#### DATA EXTRACT
+ + + + + + +

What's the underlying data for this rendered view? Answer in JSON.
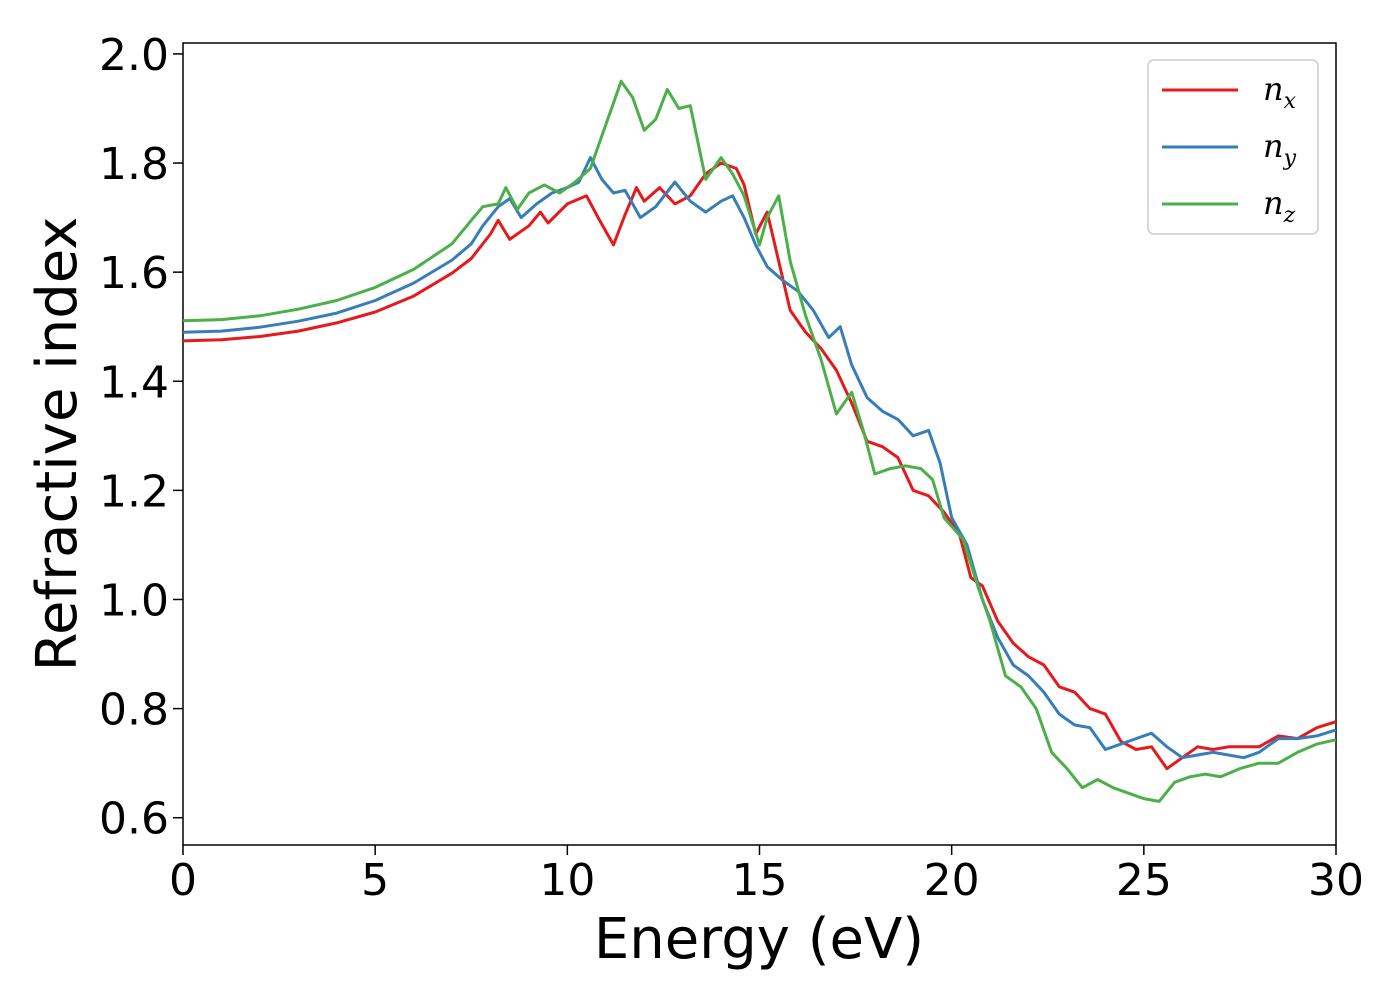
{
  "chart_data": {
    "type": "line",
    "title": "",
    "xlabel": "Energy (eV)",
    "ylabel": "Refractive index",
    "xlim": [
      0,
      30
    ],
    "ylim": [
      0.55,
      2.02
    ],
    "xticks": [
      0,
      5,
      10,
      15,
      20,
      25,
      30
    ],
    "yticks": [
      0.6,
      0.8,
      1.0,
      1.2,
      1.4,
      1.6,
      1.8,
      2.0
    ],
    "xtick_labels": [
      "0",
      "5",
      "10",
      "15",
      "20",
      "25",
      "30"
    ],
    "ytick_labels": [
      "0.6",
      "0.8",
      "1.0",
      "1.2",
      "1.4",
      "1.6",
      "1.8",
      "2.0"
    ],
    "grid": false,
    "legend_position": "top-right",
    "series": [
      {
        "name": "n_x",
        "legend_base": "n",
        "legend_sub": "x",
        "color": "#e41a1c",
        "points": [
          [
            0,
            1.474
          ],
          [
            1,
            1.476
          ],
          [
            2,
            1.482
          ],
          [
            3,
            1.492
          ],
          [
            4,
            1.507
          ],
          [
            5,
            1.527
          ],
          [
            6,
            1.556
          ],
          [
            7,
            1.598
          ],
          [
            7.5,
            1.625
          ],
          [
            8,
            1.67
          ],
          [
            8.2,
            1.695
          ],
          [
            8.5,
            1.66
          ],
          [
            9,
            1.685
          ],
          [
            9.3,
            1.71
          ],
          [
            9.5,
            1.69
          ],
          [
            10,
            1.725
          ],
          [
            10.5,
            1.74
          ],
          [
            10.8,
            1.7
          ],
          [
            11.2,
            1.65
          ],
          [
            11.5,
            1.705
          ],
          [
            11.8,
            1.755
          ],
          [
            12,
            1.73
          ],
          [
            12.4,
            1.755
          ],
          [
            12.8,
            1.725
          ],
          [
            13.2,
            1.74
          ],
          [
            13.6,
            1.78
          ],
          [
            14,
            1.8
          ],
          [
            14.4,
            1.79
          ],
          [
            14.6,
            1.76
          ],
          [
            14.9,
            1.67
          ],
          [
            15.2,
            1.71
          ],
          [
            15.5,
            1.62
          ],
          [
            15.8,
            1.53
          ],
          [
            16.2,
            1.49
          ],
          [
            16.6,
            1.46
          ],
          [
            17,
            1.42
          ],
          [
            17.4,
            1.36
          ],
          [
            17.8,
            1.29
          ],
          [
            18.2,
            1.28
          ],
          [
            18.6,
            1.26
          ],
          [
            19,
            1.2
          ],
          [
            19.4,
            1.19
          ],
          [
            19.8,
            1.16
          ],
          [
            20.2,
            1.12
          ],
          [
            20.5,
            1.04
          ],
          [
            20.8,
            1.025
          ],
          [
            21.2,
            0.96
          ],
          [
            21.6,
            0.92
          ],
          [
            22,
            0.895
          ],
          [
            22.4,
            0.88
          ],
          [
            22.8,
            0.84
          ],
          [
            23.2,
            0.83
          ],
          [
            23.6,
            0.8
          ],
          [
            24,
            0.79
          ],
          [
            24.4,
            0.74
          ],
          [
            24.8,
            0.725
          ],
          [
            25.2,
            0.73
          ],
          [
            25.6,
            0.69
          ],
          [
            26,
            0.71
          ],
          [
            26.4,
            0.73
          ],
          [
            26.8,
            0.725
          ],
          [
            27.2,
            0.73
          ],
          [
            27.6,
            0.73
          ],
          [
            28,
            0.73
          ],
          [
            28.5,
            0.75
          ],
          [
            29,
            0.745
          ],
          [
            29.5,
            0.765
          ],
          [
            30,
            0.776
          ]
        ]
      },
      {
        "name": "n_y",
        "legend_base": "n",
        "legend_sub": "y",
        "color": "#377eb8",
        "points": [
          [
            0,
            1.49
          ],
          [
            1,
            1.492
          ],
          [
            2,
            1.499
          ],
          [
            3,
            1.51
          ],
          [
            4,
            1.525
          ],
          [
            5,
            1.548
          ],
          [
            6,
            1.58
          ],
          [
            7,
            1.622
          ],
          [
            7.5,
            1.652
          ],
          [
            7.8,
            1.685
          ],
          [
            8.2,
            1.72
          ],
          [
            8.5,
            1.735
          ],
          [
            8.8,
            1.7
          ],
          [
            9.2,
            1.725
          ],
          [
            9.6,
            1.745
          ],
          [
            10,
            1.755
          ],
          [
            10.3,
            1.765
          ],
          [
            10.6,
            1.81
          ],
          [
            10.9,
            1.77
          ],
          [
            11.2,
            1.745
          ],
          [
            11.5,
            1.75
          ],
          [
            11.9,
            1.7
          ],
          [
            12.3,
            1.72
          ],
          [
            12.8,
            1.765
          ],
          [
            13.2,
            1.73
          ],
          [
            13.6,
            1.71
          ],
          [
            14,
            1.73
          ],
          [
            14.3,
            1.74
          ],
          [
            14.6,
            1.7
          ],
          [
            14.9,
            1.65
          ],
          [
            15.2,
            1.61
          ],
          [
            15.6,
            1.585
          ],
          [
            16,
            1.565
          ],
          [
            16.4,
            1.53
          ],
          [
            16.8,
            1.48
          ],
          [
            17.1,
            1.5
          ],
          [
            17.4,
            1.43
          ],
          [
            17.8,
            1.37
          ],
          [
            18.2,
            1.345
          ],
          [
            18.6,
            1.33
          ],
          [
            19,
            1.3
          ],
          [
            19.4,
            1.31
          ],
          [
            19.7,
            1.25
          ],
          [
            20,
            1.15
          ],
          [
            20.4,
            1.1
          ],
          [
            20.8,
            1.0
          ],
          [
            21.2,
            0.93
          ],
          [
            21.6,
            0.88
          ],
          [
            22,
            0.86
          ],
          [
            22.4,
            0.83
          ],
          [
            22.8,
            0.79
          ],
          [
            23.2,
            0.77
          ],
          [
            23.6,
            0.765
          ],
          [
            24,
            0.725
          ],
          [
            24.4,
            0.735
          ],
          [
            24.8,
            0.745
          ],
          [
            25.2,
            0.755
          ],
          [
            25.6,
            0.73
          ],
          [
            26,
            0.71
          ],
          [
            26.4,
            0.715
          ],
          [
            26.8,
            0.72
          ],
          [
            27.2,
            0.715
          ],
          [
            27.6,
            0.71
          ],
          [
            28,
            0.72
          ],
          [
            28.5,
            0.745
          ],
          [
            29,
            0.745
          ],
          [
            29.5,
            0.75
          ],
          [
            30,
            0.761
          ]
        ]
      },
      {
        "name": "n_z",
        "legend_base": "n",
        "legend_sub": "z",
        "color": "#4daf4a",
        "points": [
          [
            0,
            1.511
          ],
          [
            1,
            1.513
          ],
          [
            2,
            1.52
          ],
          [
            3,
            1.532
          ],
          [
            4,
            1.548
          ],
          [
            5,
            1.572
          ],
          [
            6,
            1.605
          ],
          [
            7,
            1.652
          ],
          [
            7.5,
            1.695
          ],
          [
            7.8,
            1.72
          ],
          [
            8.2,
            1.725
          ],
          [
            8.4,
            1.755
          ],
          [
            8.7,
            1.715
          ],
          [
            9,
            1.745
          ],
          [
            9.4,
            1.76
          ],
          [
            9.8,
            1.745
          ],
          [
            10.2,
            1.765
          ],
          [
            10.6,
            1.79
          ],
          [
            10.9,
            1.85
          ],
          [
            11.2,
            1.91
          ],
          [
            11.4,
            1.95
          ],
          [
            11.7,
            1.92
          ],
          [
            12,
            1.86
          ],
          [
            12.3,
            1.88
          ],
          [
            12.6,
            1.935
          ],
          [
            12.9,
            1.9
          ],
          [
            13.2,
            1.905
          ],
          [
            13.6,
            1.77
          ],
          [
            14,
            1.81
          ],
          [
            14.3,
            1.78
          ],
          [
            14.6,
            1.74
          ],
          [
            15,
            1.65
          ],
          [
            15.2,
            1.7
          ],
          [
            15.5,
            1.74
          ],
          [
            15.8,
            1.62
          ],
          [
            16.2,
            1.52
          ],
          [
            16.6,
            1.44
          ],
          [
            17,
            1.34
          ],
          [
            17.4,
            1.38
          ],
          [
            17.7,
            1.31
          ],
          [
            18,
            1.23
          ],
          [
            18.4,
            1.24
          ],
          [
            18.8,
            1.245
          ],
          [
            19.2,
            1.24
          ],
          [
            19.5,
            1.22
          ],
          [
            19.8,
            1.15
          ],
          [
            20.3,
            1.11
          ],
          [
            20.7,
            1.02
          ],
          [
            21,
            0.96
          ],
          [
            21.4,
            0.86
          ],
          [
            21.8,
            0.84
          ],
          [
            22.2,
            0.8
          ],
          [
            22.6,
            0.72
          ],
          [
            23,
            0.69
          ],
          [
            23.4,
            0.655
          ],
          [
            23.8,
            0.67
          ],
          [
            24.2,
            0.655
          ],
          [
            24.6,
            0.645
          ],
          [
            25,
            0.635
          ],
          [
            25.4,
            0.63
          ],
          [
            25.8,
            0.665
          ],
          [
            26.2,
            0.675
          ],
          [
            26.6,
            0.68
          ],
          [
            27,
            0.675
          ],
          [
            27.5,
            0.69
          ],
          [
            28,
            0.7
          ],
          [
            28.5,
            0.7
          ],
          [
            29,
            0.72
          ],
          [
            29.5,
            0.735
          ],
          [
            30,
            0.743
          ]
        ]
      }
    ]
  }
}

+ + + + + + +

#### TASK DIRECTIONS
Gather from the records above every line containing the string "color".

#### EXERCISE OUTPUT
        "color": "#e41a1c",
        "color": "#377eb8",
        "color": "#4daf4a",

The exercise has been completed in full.